Task input:
______________________________

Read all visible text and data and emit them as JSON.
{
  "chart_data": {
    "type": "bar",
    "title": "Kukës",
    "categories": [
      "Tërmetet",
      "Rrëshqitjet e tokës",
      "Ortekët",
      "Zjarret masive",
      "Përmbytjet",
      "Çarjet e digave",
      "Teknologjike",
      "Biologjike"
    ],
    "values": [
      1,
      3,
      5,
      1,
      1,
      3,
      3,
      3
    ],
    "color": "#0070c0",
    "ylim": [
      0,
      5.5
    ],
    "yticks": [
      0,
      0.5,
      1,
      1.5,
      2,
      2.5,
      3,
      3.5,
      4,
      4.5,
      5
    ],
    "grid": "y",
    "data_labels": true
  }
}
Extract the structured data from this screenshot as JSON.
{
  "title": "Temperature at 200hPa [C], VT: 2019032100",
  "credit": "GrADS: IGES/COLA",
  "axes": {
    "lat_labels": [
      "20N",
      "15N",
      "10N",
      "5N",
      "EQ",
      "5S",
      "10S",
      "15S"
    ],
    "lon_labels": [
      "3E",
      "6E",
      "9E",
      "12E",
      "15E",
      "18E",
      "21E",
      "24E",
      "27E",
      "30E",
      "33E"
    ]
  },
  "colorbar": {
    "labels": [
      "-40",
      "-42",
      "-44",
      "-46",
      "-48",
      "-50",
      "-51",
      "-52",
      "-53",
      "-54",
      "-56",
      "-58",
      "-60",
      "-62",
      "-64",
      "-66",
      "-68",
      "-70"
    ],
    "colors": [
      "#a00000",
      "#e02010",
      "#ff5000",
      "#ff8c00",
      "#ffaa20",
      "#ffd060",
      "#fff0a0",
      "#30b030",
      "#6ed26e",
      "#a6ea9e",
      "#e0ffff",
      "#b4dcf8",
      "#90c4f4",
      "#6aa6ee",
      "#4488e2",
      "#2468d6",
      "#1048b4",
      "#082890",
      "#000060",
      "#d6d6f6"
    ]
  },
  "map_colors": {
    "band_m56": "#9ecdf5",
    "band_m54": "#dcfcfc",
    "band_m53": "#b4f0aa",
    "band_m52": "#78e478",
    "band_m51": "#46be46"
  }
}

______________________________

Written problem: Reproduce each line of the entries in which the word "JSON" is found.

Result:
Read all visible text and data and emit them as JSON.
Extract the structured data from this screenshot as JSON.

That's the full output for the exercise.